• **THE TASK**:
Write the records below out in full, character for character, with no pictures.

• **Stored data entries**:

+++

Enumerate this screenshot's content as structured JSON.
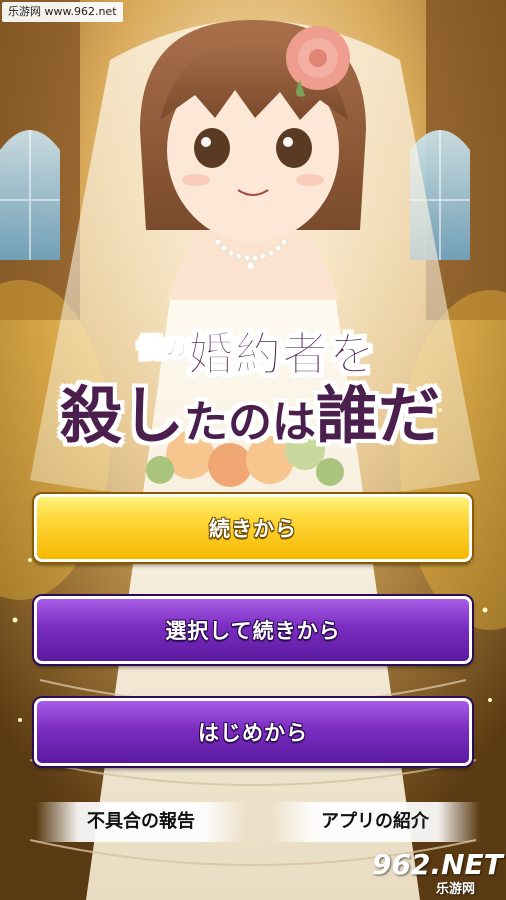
{
  "watermark_top": "乐游网 www.962.net",
  "title": {
    "line1_small": "僕の",
    "line1_main": "婚約者を",
    "line2_a": "殺し",
    "line2_b": "たのは",
    "line2_c": "誰だ"
  },
  "menu": {
    "continue_label": "続きから",
    "select_continue_label": "選択して続きから",
    "new_game_label": "はじめから"
  },
  "footer": {
    "bug_report_label": "不具合の報告",
    "app_intro_label": "アプリの紹介"
  },
  "watermark_bottom": {
    "main": "962.NET",
    "sub": "乐游网"
  },
  "colors": {
    "title_text": "#4b1f4d",
    "button_yellow": "#ffd83a",
    "button_purple": "#7b2dc2"
  }
}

+++

• **EXERCISE SOLUTION**:
Enumerate this screenshot's content as structured JSON.
{
  "watermark_top": "乐游网 www.962.net",
  "title": {
    "line1_small": "僕の",
    "line1_main": "婚約者を",
    "line2_a": "殺し",
    "line2_b": "たのは",
    "line2_c": "誰だ"
  },
  "menu": {
    "continue_label": "続きから",
    "select_continue_label": "選択して続きから",
    "new_game_label": "はじめから"
  },
  "footer": {
    "bug_report_label": "不具合の報告",
    "app_intro_label": "アプリの紹介"
  },
  "watermark_bottom": {
    "main": "962.NET",
    "sub": "乐游网"
  },
  "colors": {
    "title_text": "#4b1f4d",
    "button_yellow": "#ffd83a",
    "button_purple": "#7b2dc2"
  }
}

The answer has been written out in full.